▶ Exercise brief
Extract, from the listing that follows, each line containing the word "Thyssen".

====== Data records

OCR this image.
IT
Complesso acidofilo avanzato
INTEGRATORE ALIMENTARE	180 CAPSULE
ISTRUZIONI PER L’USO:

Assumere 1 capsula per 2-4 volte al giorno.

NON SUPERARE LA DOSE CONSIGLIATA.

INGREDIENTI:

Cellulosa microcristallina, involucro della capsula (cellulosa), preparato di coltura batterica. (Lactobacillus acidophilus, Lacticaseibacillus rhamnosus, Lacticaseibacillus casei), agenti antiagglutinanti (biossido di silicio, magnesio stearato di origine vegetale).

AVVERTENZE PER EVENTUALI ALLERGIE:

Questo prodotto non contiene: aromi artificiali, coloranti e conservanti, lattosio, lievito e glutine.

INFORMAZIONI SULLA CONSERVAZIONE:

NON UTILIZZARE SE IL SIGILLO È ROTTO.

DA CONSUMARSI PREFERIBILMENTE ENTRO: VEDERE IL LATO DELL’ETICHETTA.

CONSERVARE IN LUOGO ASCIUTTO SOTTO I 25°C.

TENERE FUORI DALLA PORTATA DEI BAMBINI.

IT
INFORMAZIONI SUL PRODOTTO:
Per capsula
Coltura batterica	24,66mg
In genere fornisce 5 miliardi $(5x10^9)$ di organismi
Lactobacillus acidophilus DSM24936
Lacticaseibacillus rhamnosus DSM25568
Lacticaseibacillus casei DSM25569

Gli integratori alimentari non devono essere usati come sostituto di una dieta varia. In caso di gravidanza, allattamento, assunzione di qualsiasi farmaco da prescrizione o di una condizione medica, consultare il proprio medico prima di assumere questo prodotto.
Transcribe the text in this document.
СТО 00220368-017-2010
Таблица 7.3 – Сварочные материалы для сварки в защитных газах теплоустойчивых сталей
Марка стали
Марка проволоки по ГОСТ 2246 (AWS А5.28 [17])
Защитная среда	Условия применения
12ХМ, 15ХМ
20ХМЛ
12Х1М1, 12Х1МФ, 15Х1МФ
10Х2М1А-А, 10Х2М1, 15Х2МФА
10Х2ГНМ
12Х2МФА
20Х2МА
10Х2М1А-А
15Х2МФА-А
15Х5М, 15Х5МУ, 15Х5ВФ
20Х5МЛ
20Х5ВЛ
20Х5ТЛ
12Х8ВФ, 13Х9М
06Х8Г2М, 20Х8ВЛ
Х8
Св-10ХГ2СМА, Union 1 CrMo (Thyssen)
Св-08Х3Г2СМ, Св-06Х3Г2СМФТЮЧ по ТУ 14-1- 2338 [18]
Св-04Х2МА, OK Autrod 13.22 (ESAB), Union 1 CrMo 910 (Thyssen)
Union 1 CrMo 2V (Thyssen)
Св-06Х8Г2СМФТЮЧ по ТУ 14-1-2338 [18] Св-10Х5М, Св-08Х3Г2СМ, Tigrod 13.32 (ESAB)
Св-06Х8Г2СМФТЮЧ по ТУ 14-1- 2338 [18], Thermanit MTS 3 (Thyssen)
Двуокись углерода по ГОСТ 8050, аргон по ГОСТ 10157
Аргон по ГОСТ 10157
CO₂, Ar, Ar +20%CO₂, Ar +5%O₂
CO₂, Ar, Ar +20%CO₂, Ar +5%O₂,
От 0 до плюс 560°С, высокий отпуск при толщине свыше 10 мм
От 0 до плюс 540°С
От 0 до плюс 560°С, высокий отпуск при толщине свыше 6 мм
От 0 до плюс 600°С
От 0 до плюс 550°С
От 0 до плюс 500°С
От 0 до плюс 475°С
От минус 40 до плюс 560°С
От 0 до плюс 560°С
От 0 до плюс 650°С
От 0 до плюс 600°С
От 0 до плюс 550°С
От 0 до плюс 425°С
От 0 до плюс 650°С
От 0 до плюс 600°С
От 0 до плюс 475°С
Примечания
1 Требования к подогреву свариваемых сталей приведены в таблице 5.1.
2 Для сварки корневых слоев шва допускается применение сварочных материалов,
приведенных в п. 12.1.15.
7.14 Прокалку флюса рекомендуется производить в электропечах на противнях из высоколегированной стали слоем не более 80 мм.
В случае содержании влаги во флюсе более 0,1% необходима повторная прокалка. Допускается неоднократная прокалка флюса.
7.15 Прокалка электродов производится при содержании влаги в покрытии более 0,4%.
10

============

▶ Completed task
Св-10ХГ2СМА, Union 1 CrMo (Thyssen)
Св-04Х2МА, OK Autrod 13.22 (ESAB), Union 1 CrMo 910 (Thyssen)
Union 1 CrMo 2V (Thyssen)
Св-06Х8Г2СМФТЮЧ по ТУ 14-1- 2338 [18], Thermanit MTS 3 (Thyssen)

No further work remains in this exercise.